┌──

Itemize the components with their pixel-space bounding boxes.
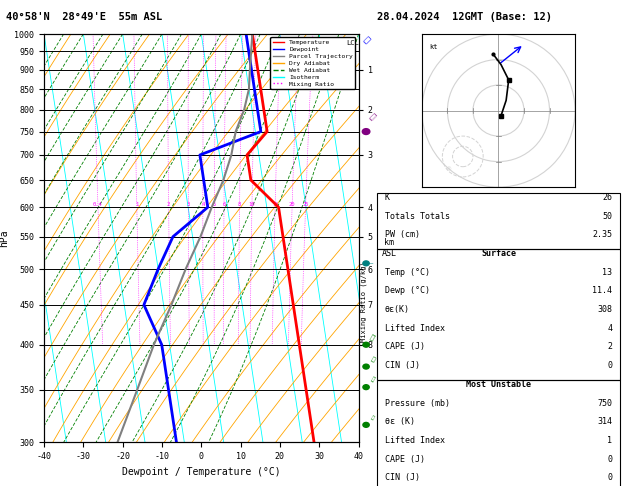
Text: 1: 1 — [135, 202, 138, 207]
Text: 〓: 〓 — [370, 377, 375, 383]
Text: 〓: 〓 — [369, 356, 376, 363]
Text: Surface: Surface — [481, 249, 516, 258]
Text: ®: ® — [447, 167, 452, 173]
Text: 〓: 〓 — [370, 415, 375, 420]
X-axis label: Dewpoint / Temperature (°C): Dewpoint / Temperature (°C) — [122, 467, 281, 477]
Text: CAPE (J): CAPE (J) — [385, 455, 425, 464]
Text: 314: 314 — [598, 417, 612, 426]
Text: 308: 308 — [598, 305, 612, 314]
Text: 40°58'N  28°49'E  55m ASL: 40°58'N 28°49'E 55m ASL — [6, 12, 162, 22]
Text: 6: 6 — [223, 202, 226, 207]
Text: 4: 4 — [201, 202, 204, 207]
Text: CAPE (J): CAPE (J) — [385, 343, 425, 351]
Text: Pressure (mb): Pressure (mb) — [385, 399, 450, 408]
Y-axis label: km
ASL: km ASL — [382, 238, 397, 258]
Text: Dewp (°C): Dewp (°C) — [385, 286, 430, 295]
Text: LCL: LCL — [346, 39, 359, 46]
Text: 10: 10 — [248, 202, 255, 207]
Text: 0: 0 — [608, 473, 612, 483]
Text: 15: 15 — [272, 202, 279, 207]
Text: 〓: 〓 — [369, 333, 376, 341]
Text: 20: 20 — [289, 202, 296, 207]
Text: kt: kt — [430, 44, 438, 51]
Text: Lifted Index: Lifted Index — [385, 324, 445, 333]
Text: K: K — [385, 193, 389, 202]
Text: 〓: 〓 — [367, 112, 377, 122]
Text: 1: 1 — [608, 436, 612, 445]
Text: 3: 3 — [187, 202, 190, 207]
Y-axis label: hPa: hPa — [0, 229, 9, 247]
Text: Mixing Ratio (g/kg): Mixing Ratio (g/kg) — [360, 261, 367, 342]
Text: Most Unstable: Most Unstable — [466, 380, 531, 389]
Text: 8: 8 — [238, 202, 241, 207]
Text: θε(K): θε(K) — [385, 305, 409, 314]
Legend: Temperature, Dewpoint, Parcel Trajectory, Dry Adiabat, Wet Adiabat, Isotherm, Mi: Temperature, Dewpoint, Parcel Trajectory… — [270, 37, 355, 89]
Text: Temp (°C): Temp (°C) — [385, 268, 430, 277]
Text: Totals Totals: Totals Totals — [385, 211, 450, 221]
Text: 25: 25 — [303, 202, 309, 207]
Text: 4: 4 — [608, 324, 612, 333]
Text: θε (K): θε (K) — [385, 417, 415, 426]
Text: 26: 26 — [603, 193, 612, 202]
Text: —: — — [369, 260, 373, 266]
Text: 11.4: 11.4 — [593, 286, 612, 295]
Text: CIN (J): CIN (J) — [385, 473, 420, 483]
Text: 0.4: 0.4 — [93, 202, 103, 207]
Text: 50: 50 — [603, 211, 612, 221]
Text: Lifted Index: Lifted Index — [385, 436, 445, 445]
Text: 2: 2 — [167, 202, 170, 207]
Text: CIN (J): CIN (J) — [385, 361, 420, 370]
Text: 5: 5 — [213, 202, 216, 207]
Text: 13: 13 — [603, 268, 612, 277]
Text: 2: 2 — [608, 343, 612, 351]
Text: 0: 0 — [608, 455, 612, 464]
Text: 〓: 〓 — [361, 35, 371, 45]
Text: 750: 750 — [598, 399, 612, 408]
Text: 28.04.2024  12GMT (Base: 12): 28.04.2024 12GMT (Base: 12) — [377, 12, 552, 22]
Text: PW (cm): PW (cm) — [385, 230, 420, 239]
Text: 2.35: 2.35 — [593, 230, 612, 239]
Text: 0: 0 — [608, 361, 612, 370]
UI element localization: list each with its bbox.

└──
┌──

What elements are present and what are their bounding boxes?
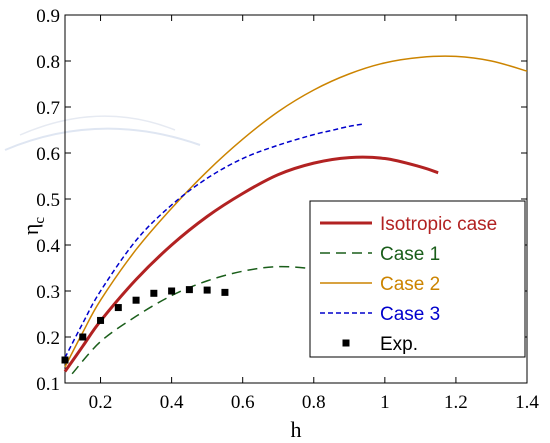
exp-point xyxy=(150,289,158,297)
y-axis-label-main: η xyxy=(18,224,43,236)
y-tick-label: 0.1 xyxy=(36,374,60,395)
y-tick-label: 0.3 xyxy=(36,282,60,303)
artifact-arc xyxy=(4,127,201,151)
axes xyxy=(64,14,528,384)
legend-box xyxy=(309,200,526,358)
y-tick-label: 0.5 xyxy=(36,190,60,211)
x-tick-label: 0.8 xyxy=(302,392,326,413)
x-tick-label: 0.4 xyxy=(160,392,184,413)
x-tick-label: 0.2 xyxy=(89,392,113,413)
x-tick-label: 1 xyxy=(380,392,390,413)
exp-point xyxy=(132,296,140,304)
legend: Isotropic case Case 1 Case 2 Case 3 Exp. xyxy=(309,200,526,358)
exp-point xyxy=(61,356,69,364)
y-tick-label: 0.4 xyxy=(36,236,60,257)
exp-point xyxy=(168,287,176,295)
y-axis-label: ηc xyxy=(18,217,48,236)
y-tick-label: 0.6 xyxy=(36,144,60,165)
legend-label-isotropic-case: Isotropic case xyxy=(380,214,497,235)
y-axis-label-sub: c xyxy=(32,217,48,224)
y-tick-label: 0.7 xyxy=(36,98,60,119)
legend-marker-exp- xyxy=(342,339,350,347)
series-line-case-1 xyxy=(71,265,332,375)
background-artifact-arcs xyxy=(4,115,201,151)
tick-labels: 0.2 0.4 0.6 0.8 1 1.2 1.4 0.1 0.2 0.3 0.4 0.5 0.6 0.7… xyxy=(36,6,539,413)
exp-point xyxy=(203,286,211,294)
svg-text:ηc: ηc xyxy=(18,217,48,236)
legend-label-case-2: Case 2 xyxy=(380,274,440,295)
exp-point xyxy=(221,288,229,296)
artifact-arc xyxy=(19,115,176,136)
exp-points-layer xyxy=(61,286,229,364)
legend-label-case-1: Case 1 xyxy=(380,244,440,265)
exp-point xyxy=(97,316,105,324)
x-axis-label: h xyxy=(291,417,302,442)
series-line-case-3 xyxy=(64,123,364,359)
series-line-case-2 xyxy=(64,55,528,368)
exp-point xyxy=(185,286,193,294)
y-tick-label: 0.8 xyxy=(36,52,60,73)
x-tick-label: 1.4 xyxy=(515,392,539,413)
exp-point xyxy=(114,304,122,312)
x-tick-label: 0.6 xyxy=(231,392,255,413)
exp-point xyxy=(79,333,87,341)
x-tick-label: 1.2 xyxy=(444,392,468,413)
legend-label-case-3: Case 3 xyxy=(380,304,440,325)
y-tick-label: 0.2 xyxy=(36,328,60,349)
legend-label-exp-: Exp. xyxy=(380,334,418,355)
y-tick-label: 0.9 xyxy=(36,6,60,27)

└──

(What needs to be done): Convert the material above into a JSON list of strings with one string per line and no blank lines. Begin at the line that contains "Text: 1: 1 — [135, 202, 138, 207]" and stop after the line that contains "ASL: km ASL — [382, 238, 397, 258]".

(Task answer):
[
  "Text: 1: 1 — [135, 202, 138, 207]",
  "Text: 〓: 〓 — [370, 377, 375, 383]",
  "Text: 〓: 〓 — [369, 356, 376, 363]",
  "Text: Surface: Surface — [481, 249, 516, 258]",
  "Text: ®: ® — [447, 167, 452, 173]",
  "Text: 〓: 〓 — [370, 415, 375, 420]",
  "X-axis label: Dewpoint / Temperature (°C): Dewpoint / Temperature (°C) — [122, 467, 281, 477]",
  "Text: CAPE (J): CAPE (J) — [385, 455, 425, 464]",
  "Text: 314: 314 — [598, 417, 612, 426]",
  "Text: 308: 308 — [598, 305, 612, 314]",
  "Text: 40°58'N  28°49'E  55m ASL: 40°58'N 28°49'E 55m ASL — [6, 12, 162, 22]",
  "Text: 6: 6 — [223, 202, 226, 207]",
  "Text: 4: 4 — [201, 202, 204, 207]",
  "Text: CAPE (J): CAPE (J) — [385, 343, 425, 351]",
  "Text: Pressure (mb): Pressure (mb) — [385, 399, 450, 408]",
  "Y-axis label: km",
  "ASL: km ASL — [382, 238, 397, 258]"
]